Extract to read
# Man convicted of killing R.I. cop with officer's own gun inside police HQ gets life



## kwflatbed (Dec 29, 2004)

The Associated Press

PROVIDENCE, R.I. -- A man convicted of killing a Providence detective inside a police station with the officer's own gun was sentenced Tuesday to life in prison without parole. "Civilized society needs to be protected from the likes of Esteban Carpio," Superior Court Judge Robert Krause said in imposing the maximum under state law.

Carpio, 28, was found guilty in June in the 2005 killing of Detective Sgt. James Allen, who was shot twice at close range in a struggle that broke out while Carpio was being questioned about the stabbing of an elderly woman. Carpio escaped out a third-floor window but was captured about an hour later. 
A jury rejected his insanity defense. 
"I am truly, honestly, sincerely sorry. Please forgive me," Carpio said in asking the judge for mercy. 
Allen, 50, was a veteran police officer and married father of two teenage daughters. 
Prosecutor Paul Daly had asked for the maximum sentence, saying Carpio's adulthood had been consumed with crime. "There is no simply no reason to believe that this leopard will ever change its spots," Daly said.








_Copyright 2006 Associated Press. All rights reserved. This material may not be published, broadcast, rewritten, or redistributed._


----------



## Guest (Oct 11, 2006)

excellent.............


----------



## HousingCop (May 14, 2004)

*This is swift justice. Has this happened in Mass, the pre-trial motions would still be going on and pieces of evidence would be tossed by the liberal black robed hacks which make up 60% of our judiciary. *

*Glad to see there is some justice elsewhere in the world. Since "Old Sparky" isn't an option, I guess the HOLE will have to do.*

_"I am truly, honestly, sincerely sorry. Please forgive me," Carpio said in asking the judge for mercy._

*Notice he didn't say one word of this to Detective Allens family. He only said it to gain points with Judge Robert Krause* *which didn't help him one bit. Finally a jurist who gets it right. *

*I hope Carpio gets Leprosy and they shave off a bit of his hide every month till there's nothing left of his sorry ass. *


----------



## Mongo (Aug 10, 2006)

Piece of shit, may he rott.


----------



## Tom236 (Mar 17, 2006)

Good thing Deval is tied up running for office, he would probably try to help this low life.


----------



## DPDPO (Jul 28, 2006)

I hope this A$$HOLE rots in jail. To bad rhode Island didn't have an electric chair.


----------



## Ptlm.Shamrock147 (Aug 28, 2005)

Have a nice 60 years f*ckhead....


----------



## 4ransom (Mar 1, 2006)

Thing that sucks is that he is probably a hero in jail. Wish somebody would give him the Jeffery Dahmer treatement in the bathroom. Too bad.. That detective seemed like a really good guy.. 

I guess that beating he got when he got arrested will have to do.


----------



## CJIS (Mar 12, 2005)

I hope he gets shanked


----------



## Curious EMT (Apr 1, 2004)

He's still serving his 300+ day in segregation (solitary, for you movie watchers) for a spitting incident. The ACI Administration has made it clear the book will be thrown at him for every act of misconduct.... fucking prick that he is.....


----------



## justanotherparatrooper (Aug 27, 2006)

make sure he's in a cell with some guy thats 6-9 350lbs and a very anti-social disposition.he'll need to scab plenty of grease from the machineshop


----------



## mr.anttrax (May 24, 2006)

It's nice to hear about some justice for the Allen family. This piece of garbage can finally be forgotten!


----------



## Vader (May 12, 2006)

That's a shame...he was so photogenic.









</IMG>

See ya scumbag!!!


----------



## 94c (Oct 21, 2005)

Vader said:


> That's a shame...he was so photogenic.
> 
> 
> 
> ...


and to think he could have had a career in the NHL


----------

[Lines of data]

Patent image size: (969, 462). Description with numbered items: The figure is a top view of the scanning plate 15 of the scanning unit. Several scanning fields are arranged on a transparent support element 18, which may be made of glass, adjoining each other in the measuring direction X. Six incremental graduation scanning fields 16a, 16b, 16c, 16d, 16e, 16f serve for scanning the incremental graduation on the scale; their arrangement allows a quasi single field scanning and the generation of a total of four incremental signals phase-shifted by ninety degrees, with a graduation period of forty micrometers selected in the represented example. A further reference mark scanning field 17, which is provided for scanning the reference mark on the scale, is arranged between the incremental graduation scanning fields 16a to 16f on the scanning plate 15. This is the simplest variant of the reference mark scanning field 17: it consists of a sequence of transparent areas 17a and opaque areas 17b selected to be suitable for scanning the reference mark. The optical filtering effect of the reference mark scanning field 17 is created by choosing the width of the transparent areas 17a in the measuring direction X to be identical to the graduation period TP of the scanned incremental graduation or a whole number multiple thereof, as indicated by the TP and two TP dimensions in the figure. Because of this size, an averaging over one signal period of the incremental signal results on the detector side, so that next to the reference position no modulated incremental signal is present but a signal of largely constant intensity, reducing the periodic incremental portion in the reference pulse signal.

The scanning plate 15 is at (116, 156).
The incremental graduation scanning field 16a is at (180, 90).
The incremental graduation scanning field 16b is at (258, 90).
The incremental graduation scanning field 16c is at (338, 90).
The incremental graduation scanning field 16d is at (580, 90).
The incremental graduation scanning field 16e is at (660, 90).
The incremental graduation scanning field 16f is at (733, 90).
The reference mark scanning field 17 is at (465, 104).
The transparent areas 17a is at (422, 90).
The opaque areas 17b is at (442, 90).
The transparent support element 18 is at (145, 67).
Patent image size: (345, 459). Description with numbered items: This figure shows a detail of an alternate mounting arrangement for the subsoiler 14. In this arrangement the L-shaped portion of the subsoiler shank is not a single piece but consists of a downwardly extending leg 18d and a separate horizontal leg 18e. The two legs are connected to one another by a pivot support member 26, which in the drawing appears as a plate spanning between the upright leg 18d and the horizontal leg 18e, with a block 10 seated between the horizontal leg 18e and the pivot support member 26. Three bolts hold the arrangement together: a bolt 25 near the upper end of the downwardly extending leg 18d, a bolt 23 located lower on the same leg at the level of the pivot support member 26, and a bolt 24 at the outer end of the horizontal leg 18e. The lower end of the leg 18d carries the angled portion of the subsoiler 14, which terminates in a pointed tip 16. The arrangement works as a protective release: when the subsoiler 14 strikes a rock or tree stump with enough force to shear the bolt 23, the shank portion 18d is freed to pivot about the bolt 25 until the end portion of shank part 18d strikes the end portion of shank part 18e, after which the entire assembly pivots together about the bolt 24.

What is needed
In the thread about the killing of a Providence detective, what sentence did Esteban Carpio receive?

Result for this exercise
Life in prison without parole.